Data entries:
◆ ◆ ◆ ◆ ◆

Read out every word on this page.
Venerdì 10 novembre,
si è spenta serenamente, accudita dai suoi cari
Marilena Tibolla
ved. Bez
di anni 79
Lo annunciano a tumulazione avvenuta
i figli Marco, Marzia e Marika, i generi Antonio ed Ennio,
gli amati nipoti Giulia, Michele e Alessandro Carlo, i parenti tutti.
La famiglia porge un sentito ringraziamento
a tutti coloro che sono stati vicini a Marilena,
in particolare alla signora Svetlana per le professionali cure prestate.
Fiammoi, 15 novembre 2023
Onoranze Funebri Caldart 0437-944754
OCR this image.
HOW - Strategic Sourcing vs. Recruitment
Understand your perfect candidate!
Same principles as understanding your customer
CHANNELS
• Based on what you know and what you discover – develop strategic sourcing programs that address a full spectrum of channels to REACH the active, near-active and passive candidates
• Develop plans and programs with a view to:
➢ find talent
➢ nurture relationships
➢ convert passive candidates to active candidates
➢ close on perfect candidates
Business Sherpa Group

◆ ◆ ◆ ◆ ◆

INSTRUCTIONS TO FOLLOW:
Repeat the data precisely, line by line.

WORKED ANSWER:
Read out every word on this page.
Venerdì 10 novembre,
si è spenta serenamente, accudita dai suoi cari
Marilena Tibolla
ved. Bez
di anni 79
Lo annunciano a tumulazione avvenuta
i figli Marco, Marzia e Marika, i generi Antonio ed Ennio,
gli amati nipoti Giulia, Michele e Alessandro Carlo, i parenti tutti.
La famiglia porge un sentito ringraziamento
a tutti coloro che sono stati vicini a Marilena,
in particolare alla signora Svetlana per le professionali cure prestate.
Fiammoi, 15 novembre 2023
Onoranze Funebri Caldart 0437-944754
OCR this image.
HOW - Strategic Sourcing vs. Recruitment
Understand your perfect candidate!
Same principles as understanding your customer
CHANNELS
• Based on what you know and what you discover – develop strategic sourcing programs that address a full spectrum of channels to REACH the active, near-active and passive candidates
• Develop plans and programs with a view to:
➢ find talent
➢ nurture relationships
➢ convert passive candidates to active candidates
➢ close on perfect candidates
Business Sherpa Group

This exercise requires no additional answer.